§ What to produce: Repeat the material below exactly, with no pictures.

[Structured figure records]

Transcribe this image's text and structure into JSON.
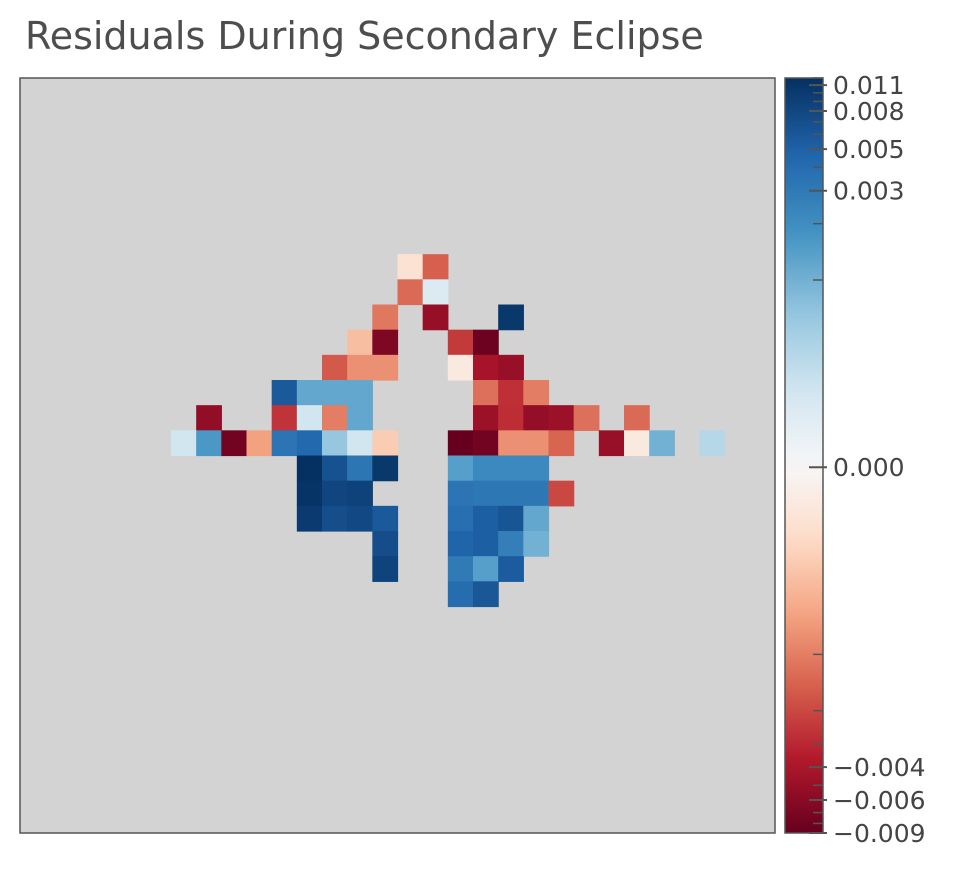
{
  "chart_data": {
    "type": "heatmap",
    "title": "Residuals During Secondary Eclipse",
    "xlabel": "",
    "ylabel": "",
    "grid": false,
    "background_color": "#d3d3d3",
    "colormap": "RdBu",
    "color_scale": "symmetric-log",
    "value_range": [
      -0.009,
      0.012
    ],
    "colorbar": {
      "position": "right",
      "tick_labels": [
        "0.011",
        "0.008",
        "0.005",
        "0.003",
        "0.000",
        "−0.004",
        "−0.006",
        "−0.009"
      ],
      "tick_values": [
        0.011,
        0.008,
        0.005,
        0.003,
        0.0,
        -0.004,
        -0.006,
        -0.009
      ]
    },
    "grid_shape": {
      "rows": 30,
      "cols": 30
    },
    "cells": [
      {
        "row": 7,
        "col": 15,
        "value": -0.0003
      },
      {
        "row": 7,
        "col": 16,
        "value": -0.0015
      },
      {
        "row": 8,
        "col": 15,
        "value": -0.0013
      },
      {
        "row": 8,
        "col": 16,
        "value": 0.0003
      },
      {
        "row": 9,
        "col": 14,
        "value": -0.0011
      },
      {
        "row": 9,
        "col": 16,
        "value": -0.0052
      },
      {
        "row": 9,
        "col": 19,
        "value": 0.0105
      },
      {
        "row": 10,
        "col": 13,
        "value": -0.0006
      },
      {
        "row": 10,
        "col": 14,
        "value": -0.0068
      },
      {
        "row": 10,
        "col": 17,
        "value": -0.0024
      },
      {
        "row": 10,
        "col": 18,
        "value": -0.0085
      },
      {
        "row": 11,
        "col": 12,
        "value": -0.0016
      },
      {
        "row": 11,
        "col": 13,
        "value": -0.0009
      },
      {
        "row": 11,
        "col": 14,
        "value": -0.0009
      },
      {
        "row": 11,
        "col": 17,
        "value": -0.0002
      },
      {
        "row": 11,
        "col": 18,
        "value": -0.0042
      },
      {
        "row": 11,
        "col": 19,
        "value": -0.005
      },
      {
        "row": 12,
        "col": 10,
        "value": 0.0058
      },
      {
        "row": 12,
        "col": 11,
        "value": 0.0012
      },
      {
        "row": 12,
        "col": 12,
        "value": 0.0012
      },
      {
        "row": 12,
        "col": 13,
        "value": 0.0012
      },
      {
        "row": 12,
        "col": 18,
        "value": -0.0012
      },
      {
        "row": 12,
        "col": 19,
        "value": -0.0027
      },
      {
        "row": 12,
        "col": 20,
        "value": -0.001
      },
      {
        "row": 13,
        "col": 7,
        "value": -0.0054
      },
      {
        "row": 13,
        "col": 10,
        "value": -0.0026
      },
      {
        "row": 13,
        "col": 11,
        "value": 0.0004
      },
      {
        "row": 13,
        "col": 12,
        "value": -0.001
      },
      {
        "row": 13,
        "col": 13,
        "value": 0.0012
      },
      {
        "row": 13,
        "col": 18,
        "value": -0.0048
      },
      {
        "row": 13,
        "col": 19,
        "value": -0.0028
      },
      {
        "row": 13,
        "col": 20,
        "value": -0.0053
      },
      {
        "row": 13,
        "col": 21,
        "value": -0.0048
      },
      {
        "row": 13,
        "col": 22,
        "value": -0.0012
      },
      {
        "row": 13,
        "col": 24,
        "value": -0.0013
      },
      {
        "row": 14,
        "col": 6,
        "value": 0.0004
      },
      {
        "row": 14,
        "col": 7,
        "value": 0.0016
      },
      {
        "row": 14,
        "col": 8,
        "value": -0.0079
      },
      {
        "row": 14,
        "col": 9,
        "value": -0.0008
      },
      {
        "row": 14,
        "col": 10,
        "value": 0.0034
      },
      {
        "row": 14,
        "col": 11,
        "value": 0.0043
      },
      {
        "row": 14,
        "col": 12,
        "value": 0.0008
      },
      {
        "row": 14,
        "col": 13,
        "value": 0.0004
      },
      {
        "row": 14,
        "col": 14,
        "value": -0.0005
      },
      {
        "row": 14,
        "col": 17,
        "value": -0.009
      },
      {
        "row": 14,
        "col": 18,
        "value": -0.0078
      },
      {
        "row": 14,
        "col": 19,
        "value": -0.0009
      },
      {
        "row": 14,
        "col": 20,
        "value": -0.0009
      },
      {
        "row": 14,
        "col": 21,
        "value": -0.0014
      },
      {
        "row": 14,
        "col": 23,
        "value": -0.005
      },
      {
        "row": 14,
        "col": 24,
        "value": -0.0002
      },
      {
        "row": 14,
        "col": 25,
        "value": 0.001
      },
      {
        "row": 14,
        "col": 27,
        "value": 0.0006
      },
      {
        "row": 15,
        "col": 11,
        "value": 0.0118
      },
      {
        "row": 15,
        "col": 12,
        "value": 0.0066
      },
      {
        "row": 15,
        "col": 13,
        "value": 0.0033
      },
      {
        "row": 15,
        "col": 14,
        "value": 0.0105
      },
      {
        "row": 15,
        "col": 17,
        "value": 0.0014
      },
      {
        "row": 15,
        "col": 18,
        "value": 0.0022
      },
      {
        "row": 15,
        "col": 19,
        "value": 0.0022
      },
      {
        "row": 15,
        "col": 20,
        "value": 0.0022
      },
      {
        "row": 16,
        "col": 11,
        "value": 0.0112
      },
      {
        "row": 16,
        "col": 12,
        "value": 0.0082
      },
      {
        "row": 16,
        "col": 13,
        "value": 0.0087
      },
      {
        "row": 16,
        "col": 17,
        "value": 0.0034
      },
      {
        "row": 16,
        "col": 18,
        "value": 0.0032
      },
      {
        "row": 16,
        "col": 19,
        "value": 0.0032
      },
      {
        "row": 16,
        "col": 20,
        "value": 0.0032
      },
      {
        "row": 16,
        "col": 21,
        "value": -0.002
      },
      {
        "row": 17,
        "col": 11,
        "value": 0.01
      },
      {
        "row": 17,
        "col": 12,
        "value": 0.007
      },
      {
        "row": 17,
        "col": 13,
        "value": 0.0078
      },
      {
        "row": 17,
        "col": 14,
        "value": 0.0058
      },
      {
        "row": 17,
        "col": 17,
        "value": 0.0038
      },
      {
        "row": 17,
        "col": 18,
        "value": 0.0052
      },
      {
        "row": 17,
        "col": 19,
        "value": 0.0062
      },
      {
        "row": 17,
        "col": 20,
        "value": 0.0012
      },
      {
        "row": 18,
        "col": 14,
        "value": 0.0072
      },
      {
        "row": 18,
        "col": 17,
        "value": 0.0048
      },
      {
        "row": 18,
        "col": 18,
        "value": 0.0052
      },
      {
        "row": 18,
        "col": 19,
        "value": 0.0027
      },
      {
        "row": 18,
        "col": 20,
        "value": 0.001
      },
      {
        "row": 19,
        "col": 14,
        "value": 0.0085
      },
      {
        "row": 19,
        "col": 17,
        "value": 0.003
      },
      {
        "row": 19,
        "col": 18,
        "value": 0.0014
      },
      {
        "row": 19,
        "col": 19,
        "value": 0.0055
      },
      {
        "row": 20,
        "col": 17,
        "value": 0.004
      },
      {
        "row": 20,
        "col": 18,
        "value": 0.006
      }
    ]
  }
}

§ Solution for this exercise:
Transcribe this image's text and structure into JSON.
{
  "chart_data": {
    "type": "heatmap",
    "title": "Residuals During Secondary Eclipse",
    "xlabel": "",
    "ylabel": "",
    "grid": false,
    "background_color": "#d3d3d3",
    "colormap": "RdBu",
    "color_scale": "symmetric-log",
    "value_range": [
      -0.009,
      0.012
    ],
    "colorbar": {
      "position": "right",
      "tick_labels": [
        "0.011",
        "0.008",
        "0.005",
        "0.003",
        "0.000",
        "−0.004",
        "−0.006",
        "−0.009"
      ],
      "tick_values": [
        0.011,
        0.008,
        0.005,
        0.003,
        0.0,
        -0.004,
        -0.006,
        -0.009
      ]
    },
    "grid_shape": {
      "rows": 30,
      "cols": 30
    },
    "cells": [
      {
        "row": 7,
        "col": 15,
        "value": -0.0003
      },
      {
        "row": 7,
        "col": 16,
        "value": -0.0015
      },
      {
        "row": 8,
        "col": 15,
        "value": -0.0013
      },
      {
        "row": 8,
        "col": 16,
        "value": 0.0003
      },
      {
        "row": 9,
        "col": 14,
        "value": -0.0011
      },
      {
        "row": 9,
        "col": 16,
        "value": -0.0052
      },
      {
        "row": 9,
        "col": 19,
        "value": 0.0105
      },
      {
        "row": 10,
        "col": 13,
        "value": -0.0006
      },
      {
        "row": 10,
        "col": 14,
        "value": -0.0068
      },
      {
        "row": 10,
        "col": 17,
        "value": -0.0024
      },
      {
        "row": 10,
        "col": 18,
        "value": -0.0085
      },
      {
        "row": 11,
        "col": 12,
        "value": -0.0016
      },
      {
        "row": 11,
        "col": 13,
        "value": -0.0009
      },
      {
        "row": 11,
        "col": 14,
        "value": -0.0009
      },
      {
        "row": 11,
        "col": 17,
        "value": -0.0002
      },
      {
        "row": 11,
        "col": 18,
        "value": -0.0042
      },
      {
        "row": 11,
        "col": 19,
        "value": -0.005
      },
      {
        "row": 12,
        "col": 10,
        "value": 0.0058
      },
      {
        "row": 12,
        "col": 11,
        "value": 0.0012
      },
      {
        "row": 12,
        "col": 12,
        "value": 0.0012
      },
      {
        "row": 12,
        "col": 13,
        "value": 0.0012
      },
      {
        "row": 12,
        "col": 18,
        "value": -0.0012
      },
      {
        "row": 12,
        "col": 19,
        "value": -0.0027
      },
      {
        "row": 12,
        "col": 20,
        "value": -0.001
      },
      {
        "row": 13,
        "col": 7,
        "value": -0.0054
      },
      {
        "row": 13,
        "col": 10,
        "value": -0.0026
      },
      {
        "row": 13,
        "col": 11,
        "value": 0.0004
      },
      {
        "row": 13,
        "col": 12,
        "value": -0.001
      },
      {
        "row": 13,
        "col": 13,
        "value": 0.0012
      },
      {
        "row": 13,
        "col": 18,
        "value": -0.0048
      },
      {
        "row": 13,
        "col": 19,
        "value": -0.0028
      },
      {
        "row": 13,
        "col": 20,
        "value": -0.0053
      },
      {
        "row": 13,
        "col": 21,
        "value": -0.0048
      },
      {
        "row": 13,
        "col": 22,
        "value": -0.0012
      },
      {
        "row": 13,
        "col": 24,
        "value": -0.0013
      },
      {
        "row": 14,
        "col": 6,
        "value": 0.0004
      },
      {
        "row": 14,
        "col": 7,
        "value": 0.0016
      },
      {
        "row": 14,
        "col": 8,
        "value": -0.0079
      },
      {
        "row": 14,
        "col": 9,
        "value": -0.0008
      },
      {
        "row": 14,
        "col": 10,
        "value": 0.0034
      },
      {
        "row": 14,
        "col": 11,
        "value": 0.0043
      },
      {
        "row": 14,
        "col": 12,
        "value": 0.0008
      },
      {
        "row": 14,
        "col": 13,
        "value": 0.0004
      },
      {
        "row": 14,
        "col": 14,
        "value": -0.0005
      },
      {
        "row": 14,
        "col": 17,
        "value": -0.009
      },
      {
        "row": 14,
        "col": 18,
        "value": -0.0078
      },
      {
        "row": 14,
        "col": 19,
        "value": -0.0009
      },
      {
        "row": 14,
        "col": 20,
        "value": -0.0009
      },
      {
        "row": 14,
        "col": 21,
        "value": -0.0014
      },
      {
        "row": 14,
        "col": 23,
        "value": -0.005
      },
      {
        "row": 14,
        "col": 24,
        "value": -0.0002
      },
      {
        "row": 14,
        "col": 25,
        "value": 0.001
      },
      {
        "row": 14,
        "col": 27,
        "value": 0.0006
      },
      {
        "row": 15,
        "col": 11,
        "value": 0.0118
      },
      {
        "row": 15,
        "col": 12,
        "value": 0.0066
      },
      {
        "row": 15,
        "col": 13,
        "value": 0.0033
      },
      {
        "row": 15,
        "col": 14,
        "value": 0.0105
      },
      {
        "row": 15,
        "col": 17,
        "value": 0.0014
      },
      {
        "row": 15,
        "col": 18,
        "value": 0.0022
      },
      {
        "row": 15,
        "col": 19,
        "value": 0.0022
      },
      {
        "row": 15,
        "col": 20,
        "value": 0.0022
      },
      {
        "row": 16,
        "col": 11,
        "value": 0.0112
      },
      {
        "row": 16,
        "col": 12,
        "value": 0.0082
      },
      {
        "row": 16,
        "col": 13,
        "value": 0.0087
      },
      {
        "row": 16,
        "col": 17,
        "value": 0.0034
      },
      {
        "row": 16,
        "col": 18,
        "value": 0.0032
      },
      {
        "row": 16,
        "col": 19,
        "value": 0.0032
      },
      {
        "row": 16,
        "col": 20,
        "value": 0.0032
      },
      {
        "row": 16,
        "col": 21,
        "value": -0.002
      },
      {
        "row": 17,
        "col": 11,
        "value": 0.01
      },
      {
        "row": 17,
        "col": 12,
        "value": 0.007
      },
      {
        "row": 17,
        "col": 13,
        "value": 0.0078
      },
      {
        "row": 17,
        "col": 14,
        "value": 0.0058
      },
      {
        "row": 17,
        "col": 17,
        "value": 0.0038
      },
      {
        "row": 17,
        "col": 18,
        "value": 0.0052
      },
      {
        "row": 17,
        "col": 19,
        "value": 0.0062
      },
      {
        "row": 17,
        "col": 20,
        "value": 0.0012
      },
      {
        "row": 18,
        "col": 14,
        "value": 0.0072
      },
      {
        "row": 18,
        "col": 17,
        "value": 0.0048
      },
      {
        "row": 18,
        "col": 18,
        "value": 0.0052
      },
      {
        "row": 18,
        "col": 19,
        "value": 0.0027
      },
      {
        "row": 18,
        "col": 20,
        "value": 0.001
      },
      {
        "row": 19,
        "col": 14,
        "value": 0.0085
      },
      {
        "row": 19,
        "col": 17,
        "value": 0.003
      },
      {
        "row": 19,
        "col": 18,
        "value": 0.0014
      },
      {
        "row": 19,
        "col": 19,
        "value": 0.0055
      },
      {
        "row": 20,
        "col": 17,
        "value": 0.004
      },
      {
        "row": 20,
        "col": 18,
        "value": 0.006
      }
    ]
  }
}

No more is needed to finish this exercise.